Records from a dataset
=======

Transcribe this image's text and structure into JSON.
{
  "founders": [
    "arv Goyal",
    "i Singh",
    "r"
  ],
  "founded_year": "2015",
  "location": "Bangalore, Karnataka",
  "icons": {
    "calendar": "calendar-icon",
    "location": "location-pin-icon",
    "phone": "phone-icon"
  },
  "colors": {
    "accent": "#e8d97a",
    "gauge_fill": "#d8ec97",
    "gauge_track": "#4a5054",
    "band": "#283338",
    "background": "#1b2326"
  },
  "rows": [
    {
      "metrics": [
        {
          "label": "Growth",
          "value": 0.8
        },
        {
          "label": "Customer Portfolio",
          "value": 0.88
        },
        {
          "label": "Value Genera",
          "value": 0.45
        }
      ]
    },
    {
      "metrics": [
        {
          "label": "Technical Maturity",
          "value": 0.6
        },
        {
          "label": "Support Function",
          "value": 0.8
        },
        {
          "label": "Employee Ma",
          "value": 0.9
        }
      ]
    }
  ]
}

=======

[AIM]
Set down all of the entries exactly, please.

[IN RESPONSE]
Transcribe this image's text and structure into JSON.
{
  "founders": [
    "arv Goyal",
    "i Singh",
    "r"
  ],
  "founded_year": "2015",
  "location": "Bangalore, Karnataka",
  "icons": {
    "calendar": "calendar-icon",
    "location": "location-pin-icon",
    "phone": "phone-icon"
  },
  "colors": {
    "accent": "#e8d97a",
    "gauge_fill": "#d8ec97",
    "gauge_track": "#4a5054",
    "band": "#283338",
    "background": "#1b2326"
  },
  "rows": [
    {
      "metrics": [
        {
          "label": "Growth",
          "value": 0.8
        },
        {
          "label": "Customer Portfolio",
          "value": 0.88
        },
        {
          "label": "Value Genera",
          "value": 0.45
        }
      ]
    },
    {
      "metrics": [
        {
          "label": "Technical Maturity",
          "value": 0.6
        },
        {
          "label": "Support Function",
          "value": 0.8
        },
        {
          "label": "Employee Ma",
          "value": 0.9
        }
      ]
    }
  ]
}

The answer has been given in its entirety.